__Short exercise__:
Print the whole listing exactly.

__Extracted material__:
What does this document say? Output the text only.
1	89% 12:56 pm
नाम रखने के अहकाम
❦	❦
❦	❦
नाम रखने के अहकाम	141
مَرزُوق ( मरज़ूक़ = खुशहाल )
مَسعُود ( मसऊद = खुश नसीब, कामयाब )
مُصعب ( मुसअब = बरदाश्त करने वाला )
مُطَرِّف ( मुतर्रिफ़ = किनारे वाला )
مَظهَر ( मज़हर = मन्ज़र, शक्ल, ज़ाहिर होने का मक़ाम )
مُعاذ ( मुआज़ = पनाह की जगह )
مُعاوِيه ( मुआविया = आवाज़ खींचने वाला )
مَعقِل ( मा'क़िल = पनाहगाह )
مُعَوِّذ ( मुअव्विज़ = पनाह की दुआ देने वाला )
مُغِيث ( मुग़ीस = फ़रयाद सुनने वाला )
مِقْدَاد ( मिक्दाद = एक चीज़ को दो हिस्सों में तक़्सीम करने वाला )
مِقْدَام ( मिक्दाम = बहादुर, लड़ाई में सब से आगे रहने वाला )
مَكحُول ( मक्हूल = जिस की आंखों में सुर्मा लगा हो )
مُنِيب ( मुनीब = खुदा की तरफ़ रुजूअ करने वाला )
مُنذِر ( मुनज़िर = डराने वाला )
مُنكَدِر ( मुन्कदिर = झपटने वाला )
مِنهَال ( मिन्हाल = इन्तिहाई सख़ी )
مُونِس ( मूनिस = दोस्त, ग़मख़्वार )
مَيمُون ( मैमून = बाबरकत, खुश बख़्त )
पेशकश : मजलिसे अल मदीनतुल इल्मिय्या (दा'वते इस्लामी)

__Exercise result__:
What does this document say? Output the text only.
1	89% 12:56 pm
नाम रखने के अहकाम
❦	❦
❦	❦
नाम रखने के अहकाम	141
مَرزُوق ( मरज़ूक़ = खुशहाल )
مَسعُود ( मसऊद = खुश नसीब, कामयाब )
مُصعب ( मुसअब = बरदाश्त करने वाला )
مُطَرِّف ( मुतर्रिफ़ = किनारे वाला )
مَظهَر ( मज़हर = मन्ज़र, शक्ल, ज़ाहिर होने का मक़ाम )
مُعاذ ( मुआज़ = पनाह की जगह )
مُعاوِيه ( मुआविया = आवाज़ खींचने वाला )
مَعقِل ( मा'क़िल = पनाहगाह )
مُعَوِّذ ( मुअव्विज़ = पनाह की दुआ देने वाला )
مُغِيث ( मुग़ीस = फ़रयाद सुनने वाला )
مِقْدَاد ( मिक्दाद = एक चीज़ को दो हिस्सों में तक़्सीम करने वाला )
مِقْدَام ( मिक्दाम = बहादुर, लड़ाई में सब से आगे रहने वाला )
مَكحُول ( मक्हूल = जिस की आंखों में सुर्मा लगा हो )
مُنِيب ( मुनीब = खुदा की तरफ़ रुजूअ करने वाला )
مُنذِر ( मुनज़िर = डराने वाला )
مُنكَدِر ( मुन्कदिर = झपटने वाला )
مِنهَال ( मिन्हाल = इन्तिहाई सख़ी )
مُونِس ( मूनिस = दोस्त, ग़मख़्वार )
مَيمُون ( मैमून = बाबरकत, खुश बख़्त )
पेशकश : मजलिसे अल मदीनतुल इल्मिय्या (दा'वते इस्लामी)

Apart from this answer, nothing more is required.